Problem requirements:
Copy these lines verbatim, starting with the line that contains "Text: Cl: Cl — [180, 1, 189, 11]" and ending with the final line of the material.

::: Data shown :::

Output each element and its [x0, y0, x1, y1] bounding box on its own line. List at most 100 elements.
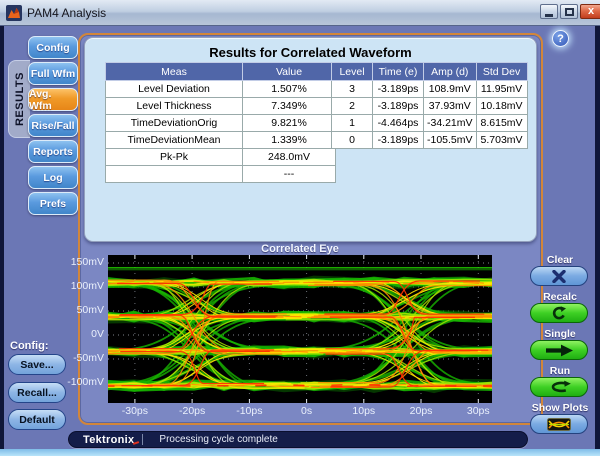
measurement-table: Meas Value Level Deviation 1.507% Level T…	[105, 62, 336, 183]
results-panel-title: Results for Correlated Waveform	[209, 45, 412, 60]
meas-name-cell: TimeDeviationMean	[105, 131, 243, 149]
status-message: Processing cycle complete	[159, 434, 278, 445]
sidebar-tab-log[interactable]: Log	[28, 166, 78, 189]
run-loop-icon	[551, 380, 571, 393]
maximize-button[interactable]	[560, 4, 578, 19]
sidebar-tab-config[interactable]: Config	[28, 36, 78, 59]
table-row: 1 -4.464ps -34.21mV 8.615mV	[331, 114, 528, 132]
status-bar: Tektronix Processing cycle complete	[68, 431, 528, 448]
table-row: Level Deviation 1.507%	[105, 80, 336, 98]
x-axis-tick-label: -20ps	[178, 405, 206, 417]
meas-value-cell: 7.349%	[242, 97, 336, 115]
meas-value-cell: 1.507%	[242, 80, 336, 98]
title-bar[interactable]: PAM4 Analysis x	[0, 0, 600, 26]
table-row: 2 -3.189ps 37.93mV 10.18mV	[331, 97, 528, 115]
results-group-label: RESULTS	[13, 71, 26, 127]
table-row: 0 -3.189ps -105.5mV 5.703mV	[331, 131, 528, 149]
recalc-refresh-icon	[552, 306, 566, 320]
window-frame-bottom	[0, 449, 600, 456]
run-button[interactable]	[530, 377, 588, 397]
amp-cell: 37.93mV	[423, 97, 477, 115]
clear-label: Clear	[546, 254, 574, 266]
app-icon	[6, 5, 22, 21]
sidebar-tab-reports[interactable]: Reports	[28, 140, 78, 163]
stddev-cell: 8.615mV	[475, 114, 528, 132]
table-header-row: Level Time (e) Amp (d) Std Dev	[331, 62, 528, 81]
results-group-tab: RESULTS	[8, 60, 30, 138]
y-axis-tick-label: 0V	[91, 327, 104, 340]
default-button[interactable]: Default	[8, 409, 66, 430]
recalc-label: Recalc	[543, 291, 577, 303]
run-label: Run	[549, 365, 571, 377]
column-header: Time (e)	[372, 62, 424, 81]
x-axis-tick-label: -10ps	[236, 405, 263, 417]
show-plots-eye-icon	[547, 417, 571, 431]
stddev-cell: 5.703mV	[475, 131, 528, 149]
save-button[interactable]: Save...	[8, 354, 66, 375]
amp-cell: -105.5mV	[423, 131, 477, 149]
minimize-icon	[545, 13, 553, 17]
y-axis-tick-label: -50mV	[73, 351, 104, 364]
table-row: 3 -3.189ps 108.9mV 11.95mV	[331, 80, 528, 98]
time-cell: -4.464ps	[372, 114, 424, 132]
x-axis-tick-label: 0s	[301, 405, 313, 417]
column-header: Value	[242, 62, 336, 81]
table-row: Level Thickness 7.349%	[105, 97, 336, 115]
meas-name-cell: Pk-Pk	[105, 148, 243, 166]
sidebar-tab-rise-fall[interactable]: Rise/Fall	[28, 114, 78, 137]
single-arrow-icon	[546, 344, 573, 356]
eye-diagram-traces	[53, 255, 544, 403]
close-icon: x	[587, 5, 595, 17]
show-plots-label: Show Plots	[531, 402, 589, 414]
time-cell: -3.189ps	[372, 97, 424, 115]
question-mark-icon: ?	[557, 32, 564, 45]
meas-value-cell: 1.339%	[242, 131, 336, 149]
sidebar-tab-full-wfm[interactable]: Full Wfm	[28, 62, 78, 85]
sidebar-tab-avg-wfm[interactable]: Avg. Wfm	[28, 88, 78, 112]
y-axis-tick-label: 100mV	[70, 280, 104, 292]
stddev-cell: 10.18mV	[475, 97, 528, 115]
column-header: Level	[331, 62, 373, 81]
table-header-row: Meas Value	[105, 62, 336, 81]
level-cell: 3	[331, 80, 373, 98]
meas-name-cell: TimeDeviationOrig	[105, 114, 243, 132]
x-axis-tick-label: 20ps	[409, 405, 433, 417]
level-cell: 2	[331, 97, 373, 115]
level-cell: 1	[331, 114, 373, 132]
level-cell: 0	[331, 131, 373, 149]
column-header: Std Dev	[475, 62, 528, 81]
meas-name-cell: Level Thickness	[105, 97, 243, 115]
x-axis-tick-label: 30ps	[466, 405, 490, 417]
close-button[interactable]: x	[580, 4, 600, 19]
minimize-button[interactable]	[540, 4, 558, 19]
window-frame-left	[0, 26, 4, 449]
maximize-icon	[564, 7, 574, 16]
single-label: Single	[544, 328, 576, 340]
y-axis-tick-label: -100mV	[67, 375, 104, 388]
clear-button[interactable]	[530, 266, 588, 286]
time-cell: -3.189ps	[372, 131, 424, 149]
meas-name-cell: Level Deviation	[105, 80, 243, 98]
recalc-button[interactable]	[530, 303, 588, 323]
x-axis-tick-label: 10ps	[352, 405, 376, 417]
meas-name-cell	[105, 165, 243, 183]
status-separator	[142, 434, 144, 445]
level-table: Level Time (e) Amp (d) Std Dev 3 -3.189ps…	[331, 62, 528, 149]
amp-cell: -34.21mV	[423, 114, 477, 132]
y-axis-tick-label: 50mV	[76, 304, 104, 316]
meas-value-cell: 248.0mV	[242, 148, 336, 166]
help-button[interactable]: ?	[552, 30, 569, 47]
recall-button[interactable]: Recall...	[8, 382, 66, 403]
eye-diagram-title: Correlated Eye	[261, 243, 339, 255]
clear-x-icon	[552, 269, 566, 283]
x-axis-tick-label: -30ps	[121, 405, 149, 417]
single-button[interactable]	[530, 340, 588, 360]
sidebar-tab-prefs[interactable]: Prefs	[28, 192, 78, 215]
window-title: PAM4 Analysis	[27, 6, 107, 20]
column-header: Amp (d)	[423, 62, 477, 81]
table-row: Pk-Pk 248.0mV	[105, 148, 336, 166]
meas-value-cell: 9.821%	[242, 114, 336, 132]
show-plots-button[interactable]	[530, 414, 588, 434]
tektronix-logo: Tektronix	[69, 434, 142, 446]
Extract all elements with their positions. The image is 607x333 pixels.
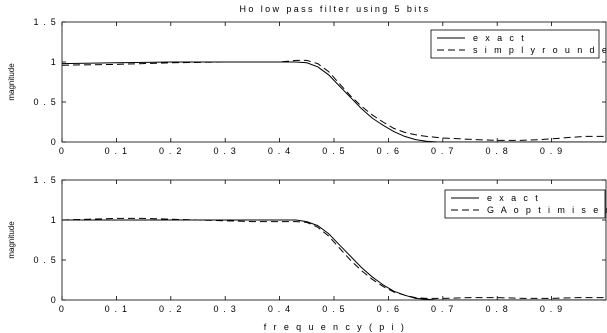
y-axis-label: magnitude bbox=[7, 221, 16, 259]
legend-label: e x a c t bbox=[487, 193, 540, 203]
x-tick-label: 0 . 2 bbox=[159, 146, 183, 156]
x-tick-label: 0 . 4 bbox=[268, 304, 292, 314]
bottom-plot: 0 0 . 1 0 . 2 0 . 3 0 . 4 0 . 5 0 . 6 0 . 7 0 . … bbox=[7, 175, 607, 314]
x-tick-label: 0 bbox=[59, 146, 65, 156]
x-tick-label: 0 . 9 bbox=[540, 146, 564, 156]
legend-label: e x a c t bbox=[473, 33, 526, 43]
x-tick-label: 0 . 9 bbox=[540, 304, 564, 314]
y-axis-label: magnitude bbox=[7, 63, 16, 101]
x-tick-label: 0 . 6 bbox=[377, 146, 401, 156]
y-tick-label: 0 . 5 bbox=[33, 97, 57, 107]
y-tick-label: 1 . 5 bbox=[33, 17, 57, 27]
series-line-0 bbox=[62, 61, 606, 142]
x-tick-label: 0 . 5 bbox=[322, 146, 346, 156]
x-tick-label: 0 . 1 bbox=[105, 146, 129, 156]
x-tick-label: 0 . 8 bbox=[485, 146, 509, 156]
top-plot: 0 0 . 1 0 . 2 0 . 3 0 . 4 0 . 5 0 . 6 0 . 7 0 . … bbox=[7, 17, 607, 156]
x-tick-label: 0 . 7 bbox=[431, 146, 455, 156]
legend-label: s i m p l y r o u n d e d bbox=[473, 45, 607, 55]
legend-label: G A o p t i m i s e d bbox=[487, 205, 607, 215]
series-line-0 bbox=[62, 219, 606, 300]
x-tick-label: 0 . 1 bbox=[105, 304, 129, 314]
x-tick-label: 0 . 8 bbox=[485, 304, 509, 314]
y-tick-label: 0 bbox=[51, 295, 57, 305]
series-line-1 bbox=[62, 59, 606, 141]
x-tick-label: 0 . 6 bbox=[377, 304, 401, 314]
y-tick-label: 1 . 5 bbox=[33, 175, 57, 185]
y-tick-label: 1 bbox=[51, 215, 57, 225]
y-tick-label: 1 bbox=[51, 57, 57, 67]
y-tick-label: 0 . 5 bbox=[33, 255, 57, 265]
x-tick-label: 0 . 3 bbox=[213, 304, 237, 314]
legend bbox=[430, 29, 600, 59]
x-tick-label: 0 . 4 bbox=[268, 146, 292, 156]
x-tick-label: 0 . 3 bbox=[213, 146, 237, 156]
x-tick-label: 0 bbox=[59, 304, 65, 314]
legend bbox=[444, 189, 606, 219]
x-tick-label: 0 . 2 bbox=[159, 304, 183, 314]
chart-title: Ho low pass filter using 5 bits bbox=[240, 4, 431, 14]
y-tick-label: 0 bbox=[51, 137, 57, 147]
x-tick-label: 0 . 7 bbox=[431, 304, 455, 314]
x-tick-label: 0 . 5 bbox=[322, 304, 346, 314]
x-axis-label: f r e q u e n c y ( p i ) bbox=[264, 322, 407, 332]
series-line-1 bbox=[62, 217, 606, 299]
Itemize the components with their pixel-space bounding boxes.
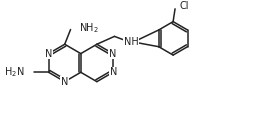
Text: Cl: Cl — [180, 1, 189, 11]
Text: N: N — [61, 77, 68, 87]
Text: N: N — [109, 49, 117, 59]
Text: NH$_2$: NH$_2$ — [79, 22, 99, 35]
Text: H$_2$N: H$_2$N — [4, 65, 24, 79]
Text: N: N — [45, 49, 52, 59]
Text: N: N — [110, 67, 118, 77]
Text: NH: NH — [124, 37, 139, 47]
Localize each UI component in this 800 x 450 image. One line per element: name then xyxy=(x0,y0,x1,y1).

:::

Solution for this exercise:
Text: Cl: Cl — [180, 1, 189, 11]
Text: N: N — [61, 77, 68, 87]
Text: N: N — [109, 49, 117, 59]
Text: NH$_2$: NH$_2$ — [79, 22, 99, 35]
Text: H$_2$N: H$_2$N — [4, 65, 24, 79]
Text: N: N — [45, 49, 52, 59]
Text: N: N — [110, 67, 118, 77]
Text: NH: NH — [124, 37, 139, 47]
Localize each UI component in this 800 x 450 image. One line per element: name then xyxy=(x0,y0,x1,y1).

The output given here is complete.